**YOUR OBJECTIVE**
Reproduce the entries exactly.

================

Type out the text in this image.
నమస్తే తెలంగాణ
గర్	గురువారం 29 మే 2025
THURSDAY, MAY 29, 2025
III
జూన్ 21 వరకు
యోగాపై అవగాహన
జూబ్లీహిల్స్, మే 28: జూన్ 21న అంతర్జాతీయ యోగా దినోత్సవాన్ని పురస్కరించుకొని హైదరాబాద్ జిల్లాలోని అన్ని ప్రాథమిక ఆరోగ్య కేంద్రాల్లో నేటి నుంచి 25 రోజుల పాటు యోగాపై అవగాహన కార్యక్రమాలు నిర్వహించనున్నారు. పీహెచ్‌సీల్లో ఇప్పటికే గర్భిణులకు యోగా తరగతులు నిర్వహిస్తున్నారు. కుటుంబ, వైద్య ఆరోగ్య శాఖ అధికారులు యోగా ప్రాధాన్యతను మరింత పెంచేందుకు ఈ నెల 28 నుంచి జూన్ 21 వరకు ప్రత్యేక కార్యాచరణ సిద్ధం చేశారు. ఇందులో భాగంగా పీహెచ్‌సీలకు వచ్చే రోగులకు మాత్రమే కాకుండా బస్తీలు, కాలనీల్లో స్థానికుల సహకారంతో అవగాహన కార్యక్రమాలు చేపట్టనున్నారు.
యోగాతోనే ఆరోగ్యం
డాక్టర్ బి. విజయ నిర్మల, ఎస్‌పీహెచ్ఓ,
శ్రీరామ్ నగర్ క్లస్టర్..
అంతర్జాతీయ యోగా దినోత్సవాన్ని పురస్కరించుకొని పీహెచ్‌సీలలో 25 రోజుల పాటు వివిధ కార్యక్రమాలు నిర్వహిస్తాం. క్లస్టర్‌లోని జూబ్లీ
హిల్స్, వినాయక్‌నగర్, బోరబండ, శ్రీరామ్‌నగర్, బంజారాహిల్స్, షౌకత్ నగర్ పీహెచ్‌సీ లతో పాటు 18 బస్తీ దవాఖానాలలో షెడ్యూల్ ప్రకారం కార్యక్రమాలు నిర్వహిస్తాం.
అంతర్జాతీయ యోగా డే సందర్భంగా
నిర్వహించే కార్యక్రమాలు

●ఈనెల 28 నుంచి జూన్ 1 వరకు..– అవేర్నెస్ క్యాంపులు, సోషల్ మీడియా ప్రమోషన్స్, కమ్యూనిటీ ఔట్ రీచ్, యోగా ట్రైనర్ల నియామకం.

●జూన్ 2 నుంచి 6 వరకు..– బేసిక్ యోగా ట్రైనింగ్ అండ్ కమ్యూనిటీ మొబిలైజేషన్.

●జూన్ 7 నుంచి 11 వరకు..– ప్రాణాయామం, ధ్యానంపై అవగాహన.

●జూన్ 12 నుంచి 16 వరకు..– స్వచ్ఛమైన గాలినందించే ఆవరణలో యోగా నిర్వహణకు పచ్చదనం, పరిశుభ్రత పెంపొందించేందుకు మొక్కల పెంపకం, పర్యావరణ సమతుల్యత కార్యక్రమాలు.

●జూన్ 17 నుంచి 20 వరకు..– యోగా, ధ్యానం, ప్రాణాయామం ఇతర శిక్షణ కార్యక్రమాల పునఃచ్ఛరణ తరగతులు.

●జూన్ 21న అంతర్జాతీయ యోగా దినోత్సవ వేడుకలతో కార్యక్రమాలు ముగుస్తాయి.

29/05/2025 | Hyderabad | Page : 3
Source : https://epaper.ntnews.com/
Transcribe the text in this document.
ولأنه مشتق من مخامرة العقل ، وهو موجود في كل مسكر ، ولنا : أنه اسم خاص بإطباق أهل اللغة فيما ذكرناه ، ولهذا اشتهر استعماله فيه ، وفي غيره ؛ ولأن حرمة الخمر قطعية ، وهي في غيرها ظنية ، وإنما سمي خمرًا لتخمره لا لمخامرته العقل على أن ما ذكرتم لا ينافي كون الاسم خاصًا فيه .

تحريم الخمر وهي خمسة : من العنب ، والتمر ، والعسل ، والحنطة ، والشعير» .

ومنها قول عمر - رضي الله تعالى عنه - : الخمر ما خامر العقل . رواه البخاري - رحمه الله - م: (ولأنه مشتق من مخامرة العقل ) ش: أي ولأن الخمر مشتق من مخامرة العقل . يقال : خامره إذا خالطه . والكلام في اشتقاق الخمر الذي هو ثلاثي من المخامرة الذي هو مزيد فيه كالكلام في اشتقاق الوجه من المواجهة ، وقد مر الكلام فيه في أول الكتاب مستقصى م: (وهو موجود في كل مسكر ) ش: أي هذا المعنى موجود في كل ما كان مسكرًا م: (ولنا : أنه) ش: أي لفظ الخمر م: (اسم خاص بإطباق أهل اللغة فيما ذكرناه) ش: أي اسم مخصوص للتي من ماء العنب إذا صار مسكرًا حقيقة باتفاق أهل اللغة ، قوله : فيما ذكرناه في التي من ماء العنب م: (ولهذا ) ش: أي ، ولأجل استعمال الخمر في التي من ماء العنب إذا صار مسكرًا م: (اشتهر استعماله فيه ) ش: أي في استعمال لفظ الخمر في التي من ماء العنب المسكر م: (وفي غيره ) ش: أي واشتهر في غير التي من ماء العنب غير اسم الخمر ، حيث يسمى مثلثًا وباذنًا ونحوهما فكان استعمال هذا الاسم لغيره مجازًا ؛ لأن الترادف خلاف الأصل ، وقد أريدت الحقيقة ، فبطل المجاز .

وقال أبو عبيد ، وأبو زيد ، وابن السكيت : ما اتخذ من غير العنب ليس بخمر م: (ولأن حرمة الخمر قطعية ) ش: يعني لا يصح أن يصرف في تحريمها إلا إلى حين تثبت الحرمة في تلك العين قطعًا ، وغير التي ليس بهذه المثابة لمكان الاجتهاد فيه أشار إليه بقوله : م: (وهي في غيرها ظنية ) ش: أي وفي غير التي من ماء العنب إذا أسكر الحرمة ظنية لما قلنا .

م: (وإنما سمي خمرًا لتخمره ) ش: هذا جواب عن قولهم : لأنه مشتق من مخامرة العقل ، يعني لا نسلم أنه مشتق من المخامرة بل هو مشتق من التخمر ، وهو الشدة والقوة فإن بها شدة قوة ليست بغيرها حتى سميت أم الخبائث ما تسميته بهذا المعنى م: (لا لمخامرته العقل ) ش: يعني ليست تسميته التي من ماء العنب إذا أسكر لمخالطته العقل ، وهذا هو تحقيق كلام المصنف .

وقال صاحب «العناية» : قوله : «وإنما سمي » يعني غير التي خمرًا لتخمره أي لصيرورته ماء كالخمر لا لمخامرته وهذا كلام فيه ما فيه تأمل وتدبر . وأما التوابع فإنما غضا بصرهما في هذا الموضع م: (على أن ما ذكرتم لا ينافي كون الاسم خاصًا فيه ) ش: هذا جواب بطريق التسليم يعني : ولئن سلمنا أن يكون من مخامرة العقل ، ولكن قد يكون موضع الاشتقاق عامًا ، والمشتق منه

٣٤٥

================

**RESULT**
Type out the text in this image.
నమస్తే తెలంగాణ
గర్	గురువారం 29 మే 2025
THURSDAY, MAY 29, 2025
III
జూన్ 21 వరకు
యోగాపై అవగాహన
జూబ్లీహిల్స్, మే 28: జూన్ 21న అంతర్జాతీయ యోగా దినోత్సవాన్ని పురస్కరించుకొని హైదరాబాద్ జిల్లాలోని అన్ని ప్రాథమిక ఆరోగ్య కేంద్రాల్లో నేటి నుంచి 25 రోజుల పాటు యోగాపై అవగాహన కార్యక్రమాలు నిర్వహించనున్నారు. పీహెచ్‌సీల్లో ఇప్పటికే గర్భిణులకు యోగా తరగతులు నిర్వహిస్తున్నారు. కుటుంబ, వైద్య ఆరోగ్య శాఖ అధికారులు యోగా ప్రాధాన్యతను మరింత పెంచేందుకు ఈ నెల 28 నుంచి జూన్ 21 వరకు ప్రత్యేక కార్యాచరణ సిద్ధం చేశారు. ఇందులో భాగంగా పీహెచ్‌సీలకు వచ్చే రోగులకు మాత్రమే కాకుండా బస్తీలు, కాలనీల్లో స్థానికుల సహకారంతో అవగాహన కార్యక్రమాలు చేపట్టనున్నారు.
యోగాతోనే ఆరోగ్యం
డాక్టర్ బి. విజయ నిర్మల, ఎస్‌పీహెచ్ఓ,
శ్రీరామ్ నగర్ క్లస్టర్..
అంతర్జాతీయ యోగా దినోత్సవాన్ని పురస్కరించుకొని పీహెచ్‌సీలలో 25 రోజుల పాటు వివిధ కార్యక్రమాలు నిర్వహిస్తాం. క్లస్టర్‌లోని జూబ్లీ
హిల్స్, వినాయక్‌నగర్, బోరబండ, శ్రీరామ్‌నగర్, బంజారాహిల్స్, షౌకత్ నగర్ పీహెచ్‌సీ లతో పాటు 18 బస్తీ దవాఖానాలలో షెడ్యూల్ ప్రకారం కార్యక్రమాలు నిర్వహిస్తాం.
అంతర్జాతీయ యోగా డే సందర్భంగా
నిర్వహించే కార్యక్రమాలు

●ఈనెల 28 నుంచి జూన్ 1 వరకు..– అవేర్నెస్ క్యాంపులు, సోషల్ మీడియా ప్రమోషన్స్, కమ్యూనిటీ ఔట్ రీచ్, యోగా ట్రైనర్ల నియామకం.

●జూన్ 2 నుంచి 6 వరకు..– బేసిక్ యోగా ట్రైనింగ్ అండ్ కమ్యూనిటీ మొబిలైజేషన్.

●జూన్ 7 నుంచి 11 వరకు..– ప్రాణాయామం, ధ్యానంపై అవగాహన.

●జూన్ 12 నుంచి 16 వరకు..– స్వచ్ఛమైన గాలినందించే ఆవరణలో యోగా నిర్వహణకు పచ్చదనం, పరిశుభ్రత పెంపొందించేందుకు మొక్కల పెంపకం, పర్యావరణ సమతుల్యత కార్యక్రమాలు.

●జూన్ 17 నుంచి 20 వరకు..– యోగా, ధ్యానం, ప్రాణాయామం ఇతర శిక్షణ కార్యక్రమాల పునఃచ్ఛరణ తరగతులు.

●జూన్ 21న అంతర్జాతీయ యోగా దినోత్సవ వేడుకలతో కార్యక్రమాలు ముగుస్తాయి.

29/05/2025 | Hyderabad | Page : 3
Source : https://epaper.ntnews.com/
Transcribe the text in this document.
ولأنه مشتق من مخامرة العقل ، وهو موجود في كل مسكر ، ولنا : أنه اسم خاص بإطباق أهل اللغة فيما ذكرناه ، ولهذا اشتهر استعماله فيه ، وفي غيره ؛ ولأن حرمة الخمر قطعية ، وهي في غيرها ظنية ، وإنما سمي خمرًا لتخمره لا لمخامرته العقل على أن ما ذكرتم لا ينافي كون الاسم خاصًا فيه .

تحريم الخمر وهي خمسة : من العنب ، والتمر ، والعسل ، والحنطة ، والشعير» .

ومنها قول عمر - رضي الله تعالى عنه - : الخمر ما خامر العقل . رواه البخاري - رحمه الله - م: (ولأنه مشتق من مخامرة العقل ) ش: أي ولأن الخمر مشتق من مخامرة العقل . يقال : خامره إذا خالطه . والكلام في اشتقاق الخمر الذي هو ثلاثي من المخامرة الذي هو مزيد فيه كالكلام في اشتقاق الوجه من المواجهة ، وقد مر الكلام فيه في أول الكتاب مستقصى م: (وهو موجود في كل مسكر ) ش: أي هذا المعنى موجود في كل ما كان مسكرًا م: (ولنا : أنه) ش: أي لفظ الخمر م: (اسم خاص بإطباق أهل اللغة فيما ذكرناه) ش: أي اسم مخصوص للتي من ماء العنب إذا صار مسكرًا حقيقة باتفاق أهل اللغة ، قوله : فيما ذكرناه في التي من ماء العنب م: (ولهذا ) ش: أي ، ولأجل استعمال الخمر في التي من ماء العنب إذا صار مسكرًا م: (اشتهر استعماله فيه ) ش: أي في استعمال لفظ الخمر في التي من ماء العنب المسكر م: (وفي غيره ) ش: أي واشتهر في غير التي من ماء العنب غير اسم الخمر ، حيث يسمى مثلثًا وباذنًا ونحوهما فكان استعمال هذا الاسم لغيره مجازًا ؛ لأن الترادف خلاف الأصل ، وقد أريدت الحقيقة ، فبطل المجاز .

وقال أبو عبيد ، وأبو زيد ، وابن السكيت : ما اتخذ من غير العنب ليس بخمر م: (ولأن حرمة الخمر قطعية ) ش: يعني لا يصح أن يصرف في تحريمها إلا إلى حين تثبت الحرمة في تلك العين قطعًا ، وغير التي ليس بهذه المثابة لمكان الاجتهاد فيه أشار إليه بقوله : م: (وهي في غيرها ظنية ) ش: أي وفي غير التي من ماء العنب إذا أسكر الحرمة ظنية لما قلنا .

م: (وإنما سمي خمرًا لتخمره ) ش: هذا جواب عن قولهم : لأنه مشتق من مخامرة العقل ، يعني لا نسلم أنه مشتق من المخامرة بل هو مشتق من التخمر ، وهو الشدة والقوة فإن بها شدة قوة ليست بغيرها حتى سميت أم الخبائث ما تسميته بهذا المعنى م: (لا لمخامرته العقل ) ش: يعني ليست تسميته التي من ماء العنب إذا أسكر لمخالطته العقل ، وهذا هو تحقيق كلام المصنف .

وقال صاحب «العناية» : قوله : «وإنما سمي » يعني غير التي خمرًا لتخمره أي لصيرورته ماء كالخمر لا لمخامرته وهذا كلام فيه ما فيه تأمل وتدبر . وأما التوابع فإنما غضا بصرهما في هذا الموضع م: (على أن ما ذكرتم لا ينافي كون الاسم خاصًا فيه ) ش: هذا جواب بطريق التسليم يعني : ولئن سلمنا أن يكون من مخامرة العقل ، ولكن قد يكون موضع الاشتقاق عامًا ، والمشتق منه

٣٤٥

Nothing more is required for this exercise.